### Given task
Pick out every line of the entries below where "dunia" occurs, and copy those lines.

[Data extracted from a collection]
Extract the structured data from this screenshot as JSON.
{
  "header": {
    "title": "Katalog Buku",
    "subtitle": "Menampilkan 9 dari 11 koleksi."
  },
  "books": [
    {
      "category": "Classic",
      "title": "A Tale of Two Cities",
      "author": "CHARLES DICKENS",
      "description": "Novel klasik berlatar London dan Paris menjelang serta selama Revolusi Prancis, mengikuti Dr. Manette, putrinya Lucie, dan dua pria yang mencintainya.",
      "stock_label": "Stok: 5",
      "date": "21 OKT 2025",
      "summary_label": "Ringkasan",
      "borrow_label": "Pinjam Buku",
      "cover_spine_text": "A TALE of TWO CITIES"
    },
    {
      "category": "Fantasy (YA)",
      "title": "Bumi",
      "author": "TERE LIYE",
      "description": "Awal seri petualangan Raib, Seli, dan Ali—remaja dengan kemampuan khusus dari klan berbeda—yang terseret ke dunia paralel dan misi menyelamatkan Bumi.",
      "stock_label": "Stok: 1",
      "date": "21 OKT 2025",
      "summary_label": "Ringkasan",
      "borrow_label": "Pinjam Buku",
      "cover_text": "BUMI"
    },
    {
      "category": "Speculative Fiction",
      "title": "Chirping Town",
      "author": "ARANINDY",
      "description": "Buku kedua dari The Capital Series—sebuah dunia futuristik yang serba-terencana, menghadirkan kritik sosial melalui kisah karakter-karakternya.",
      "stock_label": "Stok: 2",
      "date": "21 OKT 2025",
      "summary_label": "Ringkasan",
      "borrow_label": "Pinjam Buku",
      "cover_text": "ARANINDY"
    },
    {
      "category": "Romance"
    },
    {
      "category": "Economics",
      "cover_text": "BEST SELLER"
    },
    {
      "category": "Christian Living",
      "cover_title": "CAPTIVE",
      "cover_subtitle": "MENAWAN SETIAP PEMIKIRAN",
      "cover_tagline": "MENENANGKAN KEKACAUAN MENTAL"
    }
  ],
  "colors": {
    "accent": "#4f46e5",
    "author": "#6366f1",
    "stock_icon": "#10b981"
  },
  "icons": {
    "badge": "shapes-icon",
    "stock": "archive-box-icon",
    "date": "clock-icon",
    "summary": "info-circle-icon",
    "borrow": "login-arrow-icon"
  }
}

### Output of the exercise
      "description": "Awal seri petualangan Raib, Seli, dan Ali—remaja dengan kemampuan khusus dari klan berbeda—yang terseret ke dunia paralel dan misi menyelamatkan Bumi.",
      "description": "Buku kedua dari The Capital Series—sebuah dunia futuristik yang serba-terencana, menghadirkan kritik sosial melalui kisah karakter-karakternya.",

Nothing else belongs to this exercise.